STATED TASK
Copy each line below that includes "xlabel".

RECORDS PROVIDED
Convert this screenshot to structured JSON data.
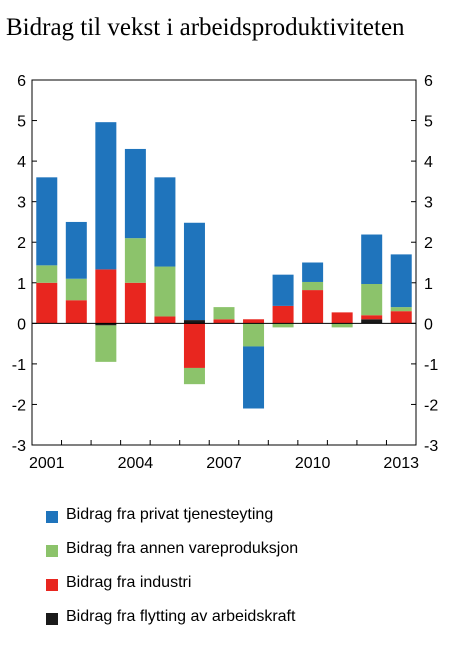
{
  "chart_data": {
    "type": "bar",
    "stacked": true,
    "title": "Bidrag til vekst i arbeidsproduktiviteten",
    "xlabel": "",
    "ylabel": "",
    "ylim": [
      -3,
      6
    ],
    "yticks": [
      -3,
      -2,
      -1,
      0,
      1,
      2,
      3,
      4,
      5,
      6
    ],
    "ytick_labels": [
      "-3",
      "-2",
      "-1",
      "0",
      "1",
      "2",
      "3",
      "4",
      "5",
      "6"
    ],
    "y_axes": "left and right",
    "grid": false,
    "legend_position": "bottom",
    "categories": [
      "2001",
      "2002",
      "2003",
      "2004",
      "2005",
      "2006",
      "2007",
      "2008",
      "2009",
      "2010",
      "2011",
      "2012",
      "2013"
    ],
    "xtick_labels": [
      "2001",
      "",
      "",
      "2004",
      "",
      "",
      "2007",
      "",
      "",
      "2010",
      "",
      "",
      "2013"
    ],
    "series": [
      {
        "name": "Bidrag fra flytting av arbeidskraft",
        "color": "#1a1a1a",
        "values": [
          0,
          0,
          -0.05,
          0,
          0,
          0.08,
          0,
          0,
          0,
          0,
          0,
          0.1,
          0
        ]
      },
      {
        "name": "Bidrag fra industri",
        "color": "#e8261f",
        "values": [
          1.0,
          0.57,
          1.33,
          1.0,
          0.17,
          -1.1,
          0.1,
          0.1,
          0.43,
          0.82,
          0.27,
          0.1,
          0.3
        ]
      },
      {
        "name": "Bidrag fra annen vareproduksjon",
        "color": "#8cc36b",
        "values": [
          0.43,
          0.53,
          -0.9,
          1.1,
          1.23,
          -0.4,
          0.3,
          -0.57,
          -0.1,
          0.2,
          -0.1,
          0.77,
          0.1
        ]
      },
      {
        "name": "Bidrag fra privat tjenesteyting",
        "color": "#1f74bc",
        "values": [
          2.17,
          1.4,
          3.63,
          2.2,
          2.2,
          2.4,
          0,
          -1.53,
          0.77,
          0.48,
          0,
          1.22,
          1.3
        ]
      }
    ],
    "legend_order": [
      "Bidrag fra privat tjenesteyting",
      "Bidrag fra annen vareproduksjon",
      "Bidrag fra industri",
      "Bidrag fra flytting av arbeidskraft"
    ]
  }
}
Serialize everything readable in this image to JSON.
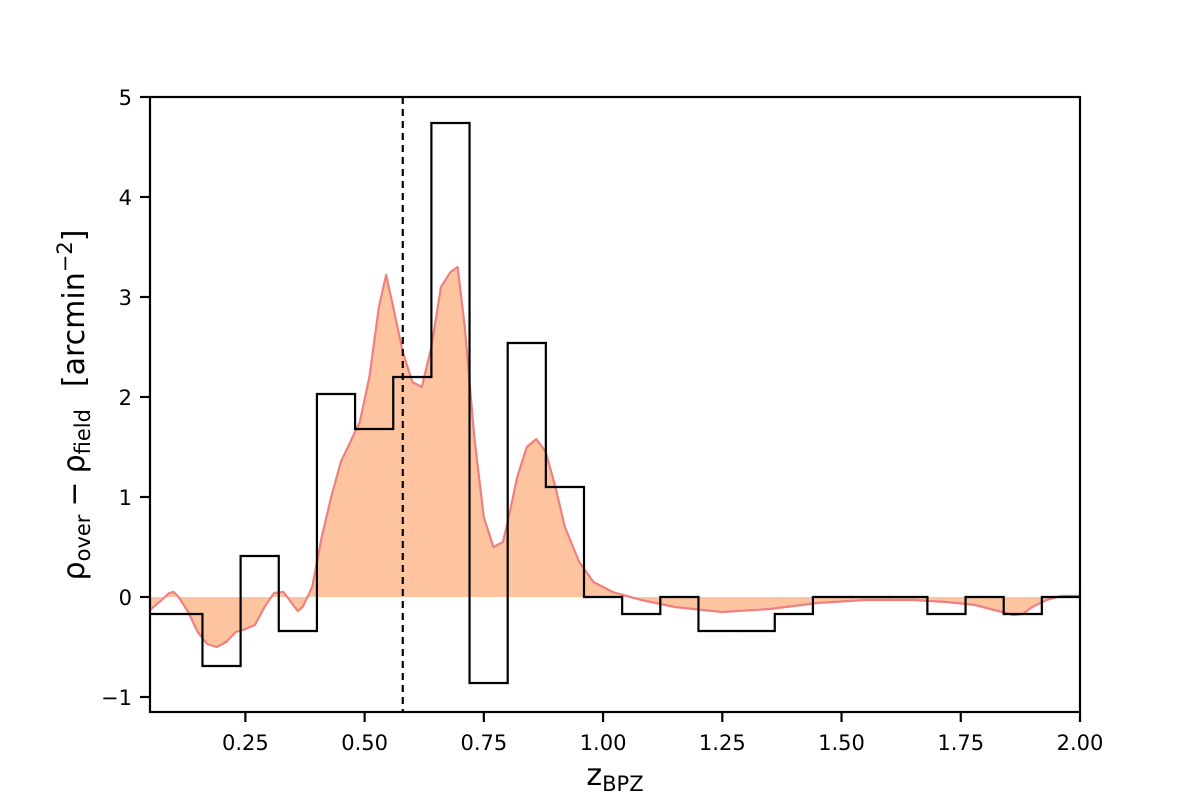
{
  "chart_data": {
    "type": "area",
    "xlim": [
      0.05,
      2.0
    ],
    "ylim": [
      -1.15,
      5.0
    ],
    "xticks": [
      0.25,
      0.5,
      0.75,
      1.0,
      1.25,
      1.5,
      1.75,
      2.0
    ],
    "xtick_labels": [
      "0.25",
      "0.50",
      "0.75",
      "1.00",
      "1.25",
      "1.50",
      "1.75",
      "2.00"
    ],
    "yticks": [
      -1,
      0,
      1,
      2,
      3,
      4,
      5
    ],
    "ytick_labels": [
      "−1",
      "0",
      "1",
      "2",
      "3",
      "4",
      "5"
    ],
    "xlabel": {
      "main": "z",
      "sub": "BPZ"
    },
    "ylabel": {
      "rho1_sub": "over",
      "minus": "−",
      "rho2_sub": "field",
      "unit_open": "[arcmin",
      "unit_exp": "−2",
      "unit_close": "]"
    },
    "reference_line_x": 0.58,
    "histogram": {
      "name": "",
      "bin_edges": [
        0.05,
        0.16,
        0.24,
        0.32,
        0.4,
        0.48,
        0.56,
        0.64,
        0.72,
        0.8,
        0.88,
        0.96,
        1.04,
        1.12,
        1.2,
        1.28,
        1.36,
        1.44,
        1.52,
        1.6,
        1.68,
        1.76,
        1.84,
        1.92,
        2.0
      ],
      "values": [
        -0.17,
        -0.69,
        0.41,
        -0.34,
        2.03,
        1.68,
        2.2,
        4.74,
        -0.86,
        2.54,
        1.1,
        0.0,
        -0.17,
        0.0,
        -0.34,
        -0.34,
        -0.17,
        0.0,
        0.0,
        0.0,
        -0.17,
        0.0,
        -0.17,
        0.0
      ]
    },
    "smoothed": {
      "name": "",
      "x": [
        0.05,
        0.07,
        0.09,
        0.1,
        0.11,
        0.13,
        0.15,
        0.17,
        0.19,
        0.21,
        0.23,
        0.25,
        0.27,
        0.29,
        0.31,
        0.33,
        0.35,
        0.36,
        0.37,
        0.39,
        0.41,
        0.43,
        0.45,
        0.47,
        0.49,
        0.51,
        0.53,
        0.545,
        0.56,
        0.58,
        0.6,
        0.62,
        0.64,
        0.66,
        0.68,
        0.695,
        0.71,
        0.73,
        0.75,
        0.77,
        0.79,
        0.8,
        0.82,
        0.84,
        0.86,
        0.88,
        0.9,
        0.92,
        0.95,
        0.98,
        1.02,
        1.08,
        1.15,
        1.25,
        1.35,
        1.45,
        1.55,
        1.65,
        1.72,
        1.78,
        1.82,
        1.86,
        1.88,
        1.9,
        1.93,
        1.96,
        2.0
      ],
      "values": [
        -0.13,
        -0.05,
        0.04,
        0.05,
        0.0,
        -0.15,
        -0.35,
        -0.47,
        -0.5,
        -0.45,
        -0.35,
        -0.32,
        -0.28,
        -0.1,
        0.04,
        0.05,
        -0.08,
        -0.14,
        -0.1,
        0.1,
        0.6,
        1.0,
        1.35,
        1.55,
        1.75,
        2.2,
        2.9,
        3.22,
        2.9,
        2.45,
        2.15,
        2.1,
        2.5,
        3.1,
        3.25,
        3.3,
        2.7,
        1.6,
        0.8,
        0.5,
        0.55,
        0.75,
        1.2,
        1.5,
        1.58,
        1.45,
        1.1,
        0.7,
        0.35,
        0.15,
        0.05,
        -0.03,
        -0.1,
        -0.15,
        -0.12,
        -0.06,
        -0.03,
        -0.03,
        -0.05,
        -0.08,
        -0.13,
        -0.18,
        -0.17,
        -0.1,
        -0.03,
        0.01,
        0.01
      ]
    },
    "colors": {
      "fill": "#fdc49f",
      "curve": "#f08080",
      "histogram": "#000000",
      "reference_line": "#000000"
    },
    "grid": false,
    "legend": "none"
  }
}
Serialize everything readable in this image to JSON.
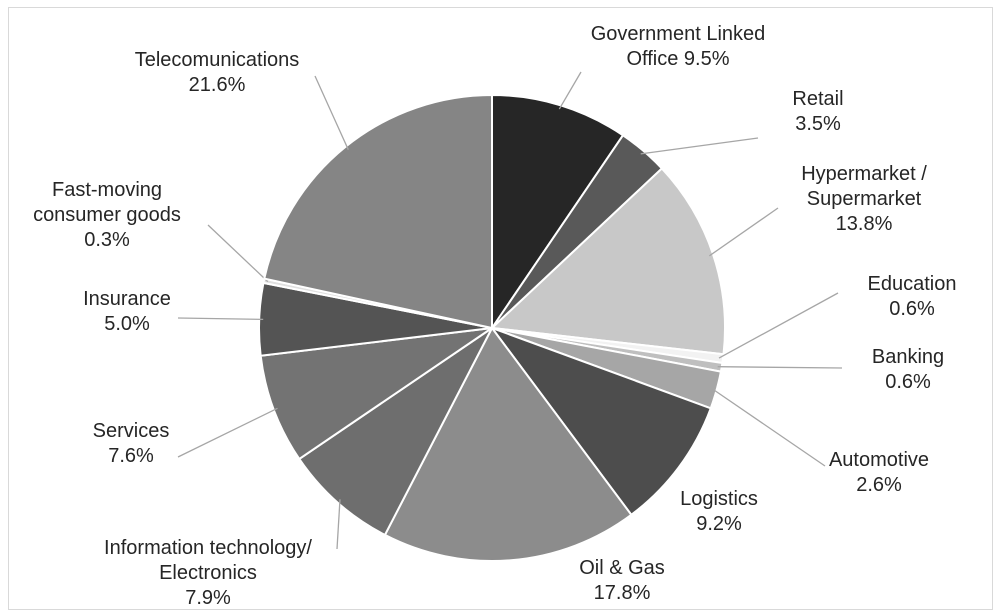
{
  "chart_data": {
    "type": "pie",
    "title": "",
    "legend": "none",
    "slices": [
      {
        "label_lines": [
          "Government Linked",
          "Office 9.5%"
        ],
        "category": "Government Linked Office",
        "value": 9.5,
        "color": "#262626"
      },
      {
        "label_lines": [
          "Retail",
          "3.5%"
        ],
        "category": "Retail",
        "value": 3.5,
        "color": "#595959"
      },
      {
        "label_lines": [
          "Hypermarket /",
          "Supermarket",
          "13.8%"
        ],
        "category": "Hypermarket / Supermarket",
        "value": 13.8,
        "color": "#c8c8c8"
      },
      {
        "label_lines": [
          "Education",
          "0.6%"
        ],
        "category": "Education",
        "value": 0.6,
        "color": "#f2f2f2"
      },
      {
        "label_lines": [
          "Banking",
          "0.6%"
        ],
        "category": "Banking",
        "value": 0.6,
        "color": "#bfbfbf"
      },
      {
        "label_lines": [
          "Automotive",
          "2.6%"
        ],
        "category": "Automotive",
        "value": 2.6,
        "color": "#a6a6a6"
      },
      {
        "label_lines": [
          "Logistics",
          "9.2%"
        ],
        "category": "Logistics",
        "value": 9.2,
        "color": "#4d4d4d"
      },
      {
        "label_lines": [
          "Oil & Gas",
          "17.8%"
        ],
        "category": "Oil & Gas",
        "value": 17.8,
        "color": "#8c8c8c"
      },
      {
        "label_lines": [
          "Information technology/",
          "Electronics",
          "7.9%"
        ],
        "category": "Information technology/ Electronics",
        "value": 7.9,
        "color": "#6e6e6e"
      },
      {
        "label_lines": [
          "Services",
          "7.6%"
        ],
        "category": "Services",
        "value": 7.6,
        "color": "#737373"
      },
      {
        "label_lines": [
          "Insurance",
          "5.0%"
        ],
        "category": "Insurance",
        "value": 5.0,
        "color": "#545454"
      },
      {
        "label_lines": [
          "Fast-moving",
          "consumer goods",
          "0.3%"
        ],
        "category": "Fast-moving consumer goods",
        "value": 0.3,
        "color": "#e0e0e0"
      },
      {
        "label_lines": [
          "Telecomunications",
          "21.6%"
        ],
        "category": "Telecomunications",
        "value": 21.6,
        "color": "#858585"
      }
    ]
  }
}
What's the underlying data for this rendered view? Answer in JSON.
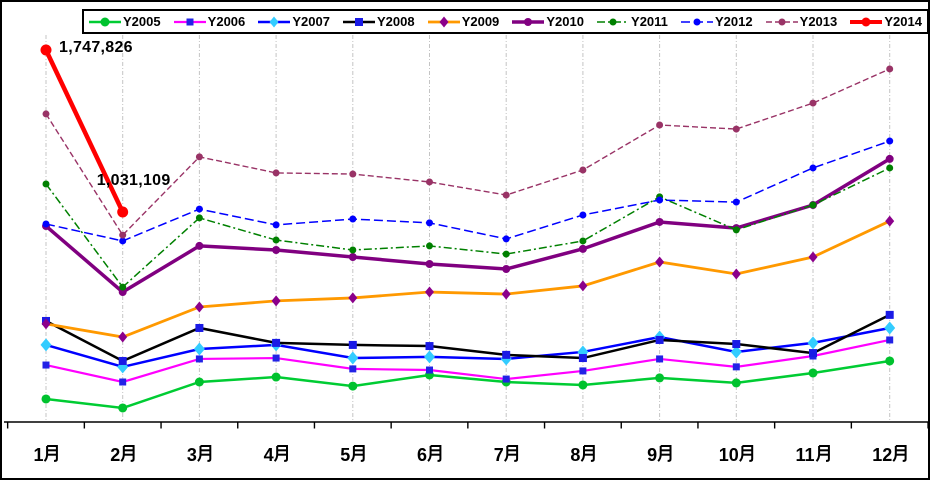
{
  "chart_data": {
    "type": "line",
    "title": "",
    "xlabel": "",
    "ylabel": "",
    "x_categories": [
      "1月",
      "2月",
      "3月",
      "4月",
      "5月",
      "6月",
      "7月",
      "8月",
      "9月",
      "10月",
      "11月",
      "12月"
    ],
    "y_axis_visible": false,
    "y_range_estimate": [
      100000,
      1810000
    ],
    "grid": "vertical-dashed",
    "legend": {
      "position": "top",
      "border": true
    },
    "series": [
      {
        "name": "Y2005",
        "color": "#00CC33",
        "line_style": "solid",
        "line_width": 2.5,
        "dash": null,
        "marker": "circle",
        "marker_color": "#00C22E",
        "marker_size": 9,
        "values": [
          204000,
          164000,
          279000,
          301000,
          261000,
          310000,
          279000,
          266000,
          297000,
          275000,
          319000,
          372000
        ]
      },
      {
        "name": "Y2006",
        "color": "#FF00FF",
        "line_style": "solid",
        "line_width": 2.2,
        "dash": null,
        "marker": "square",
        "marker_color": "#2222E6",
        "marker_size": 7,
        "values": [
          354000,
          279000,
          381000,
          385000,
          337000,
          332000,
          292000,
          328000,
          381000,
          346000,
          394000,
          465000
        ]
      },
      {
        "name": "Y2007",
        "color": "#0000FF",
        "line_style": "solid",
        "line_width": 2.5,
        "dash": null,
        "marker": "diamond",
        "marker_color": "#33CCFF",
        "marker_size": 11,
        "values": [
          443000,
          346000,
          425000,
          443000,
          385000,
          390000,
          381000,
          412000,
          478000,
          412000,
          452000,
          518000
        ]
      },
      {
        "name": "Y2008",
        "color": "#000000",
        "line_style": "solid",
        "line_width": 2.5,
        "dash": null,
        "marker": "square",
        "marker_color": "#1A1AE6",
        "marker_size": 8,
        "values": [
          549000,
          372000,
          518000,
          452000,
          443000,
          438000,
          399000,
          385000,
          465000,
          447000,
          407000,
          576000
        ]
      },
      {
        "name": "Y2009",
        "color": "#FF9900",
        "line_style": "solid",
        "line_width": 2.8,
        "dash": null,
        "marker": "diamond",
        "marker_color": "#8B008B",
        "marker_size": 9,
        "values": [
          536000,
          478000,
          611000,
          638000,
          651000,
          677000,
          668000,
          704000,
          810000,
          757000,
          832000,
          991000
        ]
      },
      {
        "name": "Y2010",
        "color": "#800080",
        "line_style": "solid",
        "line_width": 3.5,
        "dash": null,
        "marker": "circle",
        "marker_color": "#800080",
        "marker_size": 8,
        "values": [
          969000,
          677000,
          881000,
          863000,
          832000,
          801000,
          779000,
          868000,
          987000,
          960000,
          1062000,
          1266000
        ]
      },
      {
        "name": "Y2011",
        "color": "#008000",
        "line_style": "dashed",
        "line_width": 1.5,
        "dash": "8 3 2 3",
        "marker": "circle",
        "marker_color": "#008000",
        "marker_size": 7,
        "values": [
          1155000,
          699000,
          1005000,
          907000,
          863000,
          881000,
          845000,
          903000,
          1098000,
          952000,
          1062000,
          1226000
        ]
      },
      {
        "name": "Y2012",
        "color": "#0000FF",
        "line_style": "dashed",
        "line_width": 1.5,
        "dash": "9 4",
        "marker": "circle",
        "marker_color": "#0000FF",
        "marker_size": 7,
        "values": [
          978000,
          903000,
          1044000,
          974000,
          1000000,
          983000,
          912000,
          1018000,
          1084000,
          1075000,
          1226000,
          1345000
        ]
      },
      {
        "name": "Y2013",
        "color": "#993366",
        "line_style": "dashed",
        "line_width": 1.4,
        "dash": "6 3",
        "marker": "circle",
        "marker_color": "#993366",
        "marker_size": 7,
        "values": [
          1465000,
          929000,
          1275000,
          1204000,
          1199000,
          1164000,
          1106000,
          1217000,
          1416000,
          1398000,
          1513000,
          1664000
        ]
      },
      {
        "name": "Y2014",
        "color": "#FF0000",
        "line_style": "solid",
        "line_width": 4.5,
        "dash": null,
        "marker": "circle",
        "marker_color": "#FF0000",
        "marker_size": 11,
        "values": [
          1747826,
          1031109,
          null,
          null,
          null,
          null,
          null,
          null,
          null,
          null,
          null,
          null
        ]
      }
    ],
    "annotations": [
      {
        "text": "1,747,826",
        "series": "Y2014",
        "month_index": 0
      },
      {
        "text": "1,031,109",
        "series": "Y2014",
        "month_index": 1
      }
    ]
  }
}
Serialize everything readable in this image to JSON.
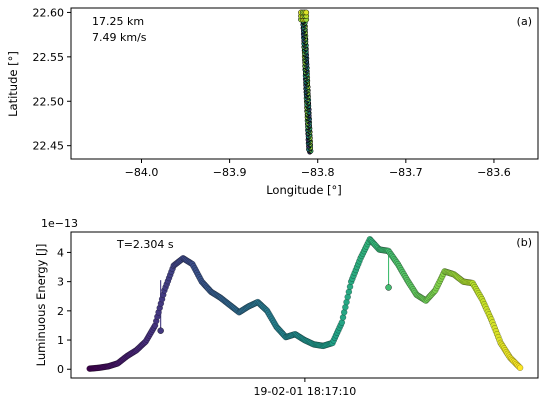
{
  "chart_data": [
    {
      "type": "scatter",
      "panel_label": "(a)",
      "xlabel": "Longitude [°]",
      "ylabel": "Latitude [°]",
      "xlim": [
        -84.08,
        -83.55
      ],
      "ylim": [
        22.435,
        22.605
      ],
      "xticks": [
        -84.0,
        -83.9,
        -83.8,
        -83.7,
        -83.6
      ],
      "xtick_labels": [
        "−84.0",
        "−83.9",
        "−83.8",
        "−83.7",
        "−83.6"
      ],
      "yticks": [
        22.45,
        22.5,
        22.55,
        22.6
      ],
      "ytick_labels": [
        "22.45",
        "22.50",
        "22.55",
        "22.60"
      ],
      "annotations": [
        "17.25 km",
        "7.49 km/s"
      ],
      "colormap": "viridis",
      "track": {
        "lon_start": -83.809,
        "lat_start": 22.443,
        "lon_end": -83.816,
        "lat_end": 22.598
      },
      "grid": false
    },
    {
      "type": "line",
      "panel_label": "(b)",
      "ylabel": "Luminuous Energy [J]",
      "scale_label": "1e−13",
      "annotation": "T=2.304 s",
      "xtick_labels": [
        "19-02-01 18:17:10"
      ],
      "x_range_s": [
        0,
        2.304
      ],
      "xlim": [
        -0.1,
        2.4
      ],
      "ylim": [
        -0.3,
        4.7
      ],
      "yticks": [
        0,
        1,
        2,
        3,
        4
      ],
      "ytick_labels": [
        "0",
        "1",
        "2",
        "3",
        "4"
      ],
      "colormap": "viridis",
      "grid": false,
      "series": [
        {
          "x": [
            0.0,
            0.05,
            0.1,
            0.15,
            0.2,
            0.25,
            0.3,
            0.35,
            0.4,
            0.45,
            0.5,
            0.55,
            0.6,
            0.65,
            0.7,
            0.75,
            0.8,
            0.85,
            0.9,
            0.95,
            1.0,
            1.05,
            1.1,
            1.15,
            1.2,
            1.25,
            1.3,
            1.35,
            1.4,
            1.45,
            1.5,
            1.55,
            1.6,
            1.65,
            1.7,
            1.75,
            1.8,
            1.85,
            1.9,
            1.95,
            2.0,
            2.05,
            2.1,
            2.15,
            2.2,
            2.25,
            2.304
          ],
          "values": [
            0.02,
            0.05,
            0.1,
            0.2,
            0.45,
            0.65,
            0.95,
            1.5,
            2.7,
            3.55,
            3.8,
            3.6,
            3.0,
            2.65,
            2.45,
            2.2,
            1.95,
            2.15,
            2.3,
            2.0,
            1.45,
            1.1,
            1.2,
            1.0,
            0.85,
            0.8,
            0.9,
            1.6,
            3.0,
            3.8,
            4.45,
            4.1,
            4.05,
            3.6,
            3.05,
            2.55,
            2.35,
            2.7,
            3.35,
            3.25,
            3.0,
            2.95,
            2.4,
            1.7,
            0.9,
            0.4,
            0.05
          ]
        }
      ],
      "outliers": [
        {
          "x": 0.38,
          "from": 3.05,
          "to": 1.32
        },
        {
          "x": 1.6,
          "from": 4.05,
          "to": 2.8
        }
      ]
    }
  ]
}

TASK RESPONSE
    "xlabel": "",
    "xlabel": {
    "xlabel": "",
      "xlabel": "Longitude [°]",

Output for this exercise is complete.